Stored records:
◇ ◇ ◇ ◇ ◇

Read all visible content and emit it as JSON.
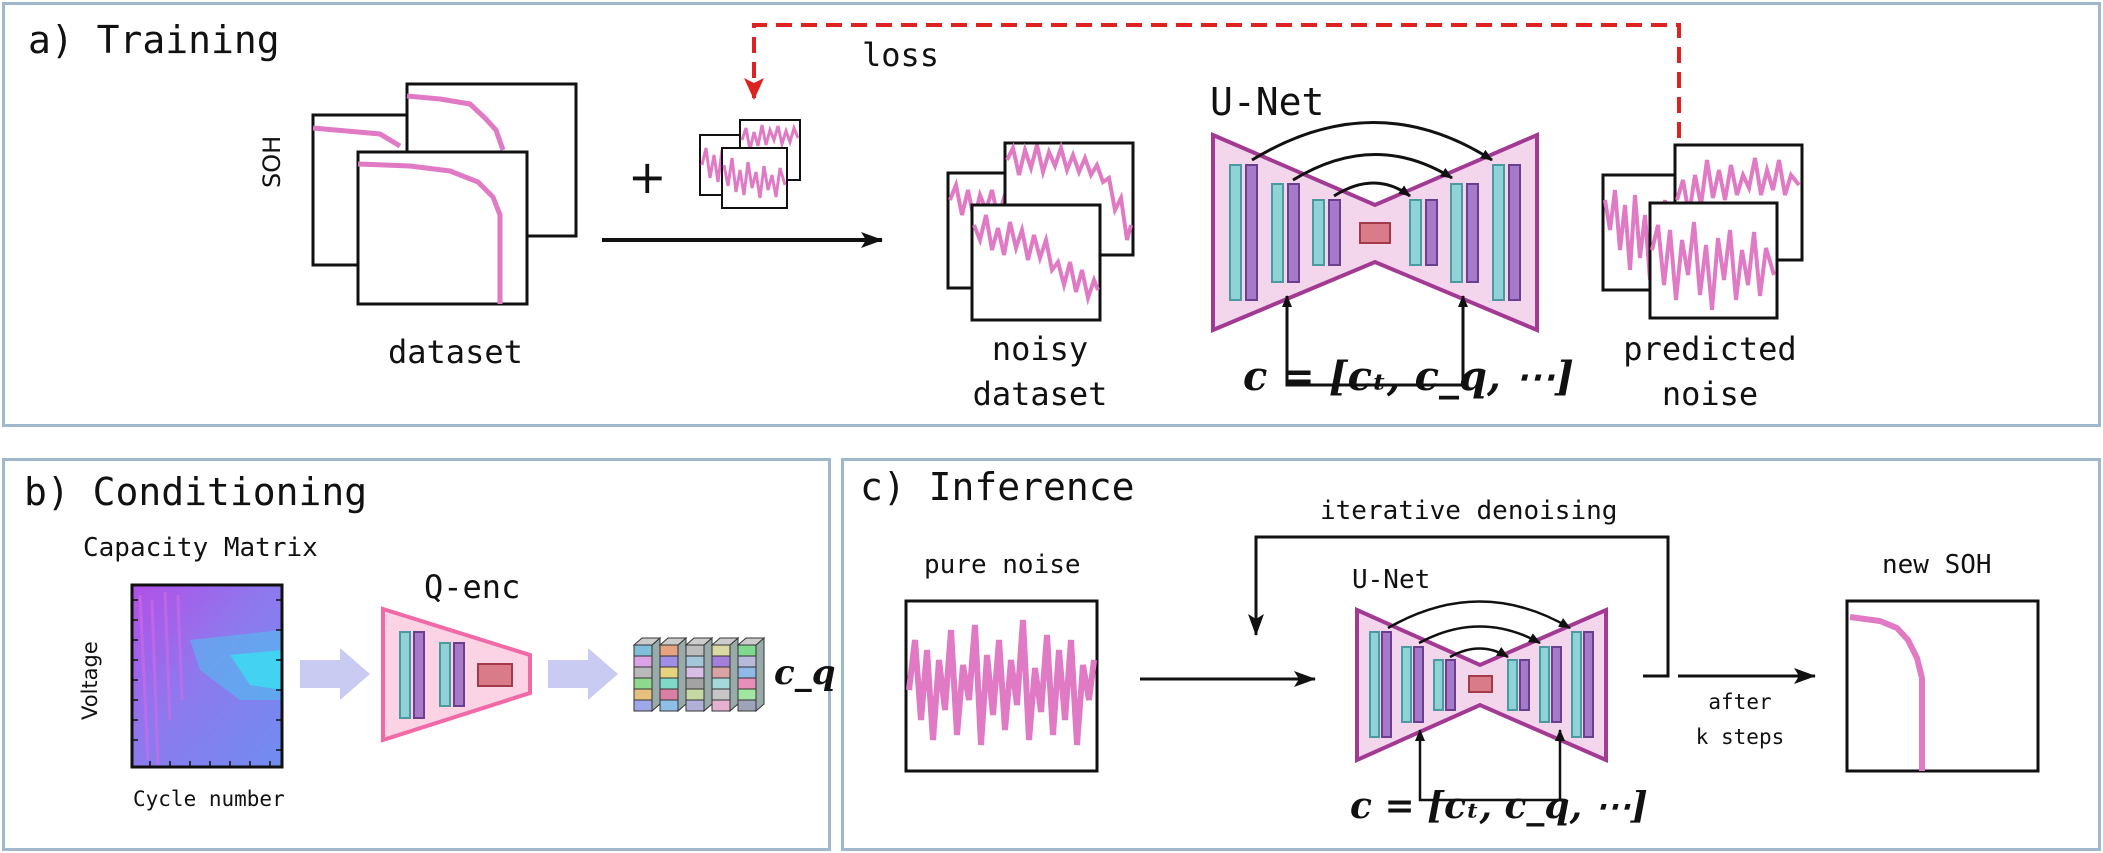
{
  "training": {
    "title": "a) Training",
    "loss_label": "loss",
    "plus_label": "+",
    "soh_axis_label": "SOH",
    "dataset_label": "dataset",
    "unet_label": "U-Net",
    "noisy_label_line1": "noisy",
    "noisy_label_line2": "dataset",
    "predicted_label_line1": "predicted",
    "predicted_label_line2": "noise",
    "condition_formula": "c = [cₜ, c_q, ⋯]"
  },
  "conditioning": {
    "title": "b) Conditioning",
    "matrix_title": "Capacity Matrix",
    "y_axis_label": "Voltage",
    "x_axis_label": "Cycle number",
    "encoder_label": "Q-enc",
    "output_symbol": "c_q"
  },
  "inference": {
    "title": "c) Inference",
    "loop_label": "iterative denoising",
    "pure_noise_label": "pure noise",
    "unet_label": "U-Net",
    "after_label_line1": "after",
    "after_label_line2": "k steps",
    "new_soh_label": "new SOH",
    "condition_formula": "c = [cₜ, c_q, ⋯]"
  },
  "colors": {
    "panel_border": "#9fb8cb",
    "signal_pink": "#e07ac4",
    "unet_fill": "#f3d6ec",
    "unet_border": "#a23a93",
    "teal_bar": "#8fd3d6",
    "purple_bar": "#a77ac9",
    "bottleneck_red": "#d97b88",
    "loss_arrow_red": "#dd2222",
    "qenc_border": "#f06aa8",
    "qenc_fill": "#fbd3e4",
    "flow_arrow_lavender": "#c9cbf3"
  }
}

◇ ◇ ◇ ◇ ◇

### Goal of the exercise
Reproduce the entries above without change, omitting all pictures.

### Solved problem
Read all visible content and emit it as JSON.
{
  "training": {
    "title": "a) Training",
    "loss_label": "loss",
    "plus_label": "+",
    "soh_axis_label": "SOH",
    "dataset_label": "dataset",
    "unet_label": "U-Net",
    "noisy_label_line1": "noisy",
    "noisy_label_line2": "dataset",
    "predicted_label_line1": "predicted",
    "predicted_label_line2": "noise",
    "condition_formula": "c = [cₜ, c_q, ⋯]"
  },
  "conditioning": {
    "title": "b) Conditioning",
    "matrix_title": "Capacity Matrix",
    "y_axis_label": "Voltage",
    "x_axis_label": "Cycle number",
    "encoder_label": "Q-enc",
    "output_symbol": "c_q"
  },
  "inference": {
    "title": "c) Inference",
    "loop_label": "iterative denoising",
    "pure_noise_label": "pure noise",
    "unet_label": "U-Net",
    "after_label_line1": "after",
    "after_label_line2": "k steps",
    "new_soh_label": "new SOH",
    "condition_formula": "c = [cₜ, c_q, ⋯]"
  },
  "colors": {
    "panel_border": "#9fb8cb",
    "signal_pink": "#e07ac4",
    "unet_fill": "#f3d6ec",
    "unet_border": "#a23a93",
    "teal_bar": "#8fd3d6",
    "purple_bar": "#a77ac9",
    "bottleneck_red": "#d97b88",
    "loss_arrow_red": "#dd2222",
    "qenc_border": "#f06aa8",
    "qenc_fill": "#fbd3e4",
    "flow_arrow_lavender": "#c9cbf3"
  }
}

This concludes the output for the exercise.